▶ **Written task**:
Leave out the pictures; transcribe all else exactly.

▶ **Given information**:
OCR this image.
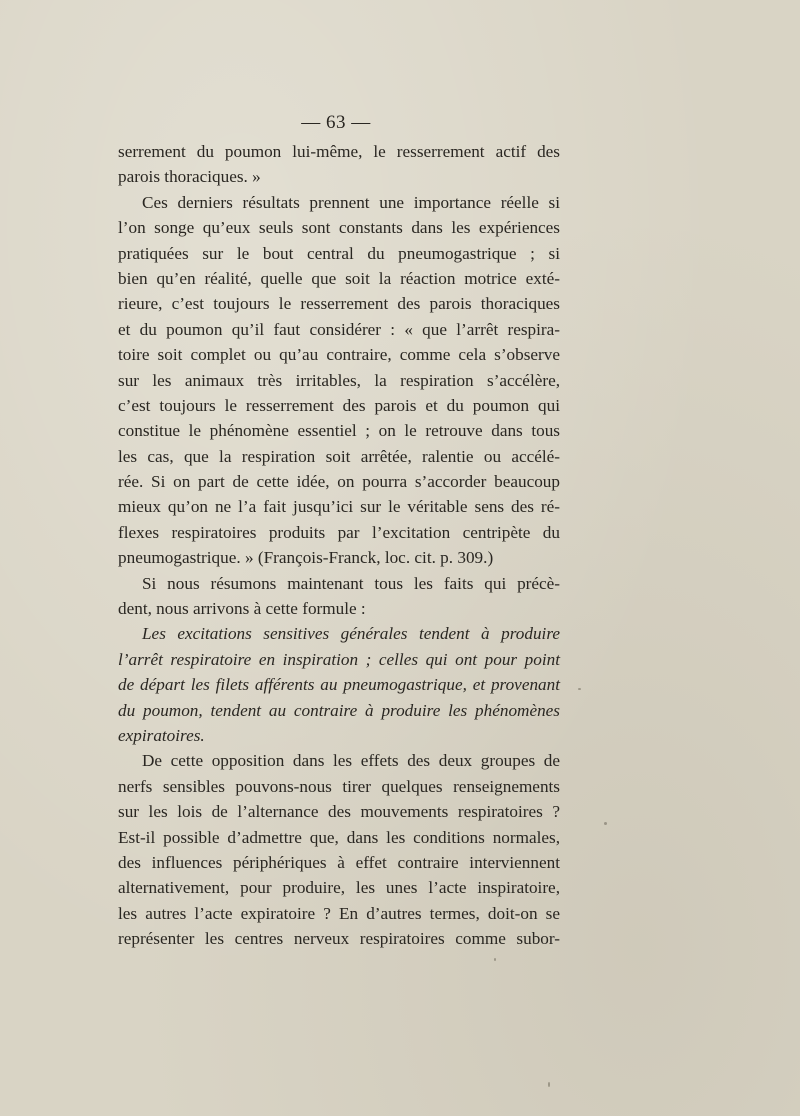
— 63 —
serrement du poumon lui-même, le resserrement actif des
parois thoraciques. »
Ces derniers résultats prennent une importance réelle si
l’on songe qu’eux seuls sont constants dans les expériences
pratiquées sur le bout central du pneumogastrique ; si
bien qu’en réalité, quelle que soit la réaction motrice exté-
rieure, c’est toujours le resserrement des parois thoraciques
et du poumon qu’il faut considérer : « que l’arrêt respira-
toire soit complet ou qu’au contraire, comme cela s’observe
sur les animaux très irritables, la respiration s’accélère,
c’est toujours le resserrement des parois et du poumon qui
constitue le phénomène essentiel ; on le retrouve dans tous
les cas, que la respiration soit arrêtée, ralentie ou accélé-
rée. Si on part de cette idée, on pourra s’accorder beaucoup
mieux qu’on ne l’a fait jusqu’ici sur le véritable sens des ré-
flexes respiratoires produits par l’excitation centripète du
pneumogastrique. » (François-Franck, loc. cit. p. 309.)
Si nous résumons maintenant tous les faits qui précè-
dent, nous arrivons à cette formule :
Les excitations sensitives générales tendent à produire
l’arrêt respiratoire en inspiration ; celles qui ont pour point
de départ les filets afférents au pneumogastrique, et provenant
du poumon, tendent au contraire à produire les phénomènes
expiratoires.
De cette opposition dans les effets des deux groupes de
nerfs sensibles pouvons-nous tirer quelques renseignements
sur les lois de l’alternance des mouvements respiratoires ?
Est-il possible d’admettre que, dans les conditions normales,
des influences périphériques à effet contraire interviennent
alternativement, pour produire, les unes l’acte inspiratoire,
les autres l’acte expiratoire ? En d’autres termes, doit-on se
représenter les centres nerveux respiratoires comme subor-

▶ **Output of the task**:
OCR this image.
— 63 —
serrement du poumon lui-même, le resserrement actif des
parois thoraciques. »
Ces derniers résultats prennent une importance réelle si
l’on songe qu’eux seuls sont constants dans les expériences
pratiquées sur le bout central du pneumogastrique ; si
bien qu’en réalité, quelle que soit la réaction motrice exté-
rieure, c’est toujours le resserrement des parois thoraciques
et du poumon qu’il faut considérer : « que l’arrêt respira-
toire soit complet ou qu’au contraire, comme cela s’observe
sur les animaux très irritables, la respiration s’accélère,
c’est toujours le resserrement des parois et du poumon qui
constitue le phénomène essentiel ; on le retrouve dans tous
les cas, que la respiration soit arrêtée, ralentie ou accélé-
rée. Si on part de cette idée, on pourra s’accorder beaucoup
mieux qu’on ne l’a fait jusqu’ici sur le véritable sens des ré-
flexes respiratoires produits par l’excitation centripète du
pneumogastrique. » (François-Franck, loc. cit. p. 309.)
Si nous résumons maintenant tous les faits qui précè-
dent, nous arrivons à cette formule :
Les excitations sensitives générales tendent à produire
l’arrêt respiratoire en inspiration ; celles qui ont pour point
de départ les filets afférents au pneumogastrique, et provenant
du poumon, tendent au contraire à produire les phénomènes
expiratoires.
De cette opposition dans les effets des deux groupes de
nerfs sensibles pouvons-nous tirer quelques renseignements
sur les lois de l’alternance des mouvements respiratoires ?
Est-il possible d’admettre que, dans les conditions normales,
des influences périphériques à effet contraire interviennent
alternativement, pour produire, les unes l’acte inspiratoire,
les autres l’acte expiratoire ? En d’autres termes, doit-on se
représenter les centres nerveux respiratoires comme subor-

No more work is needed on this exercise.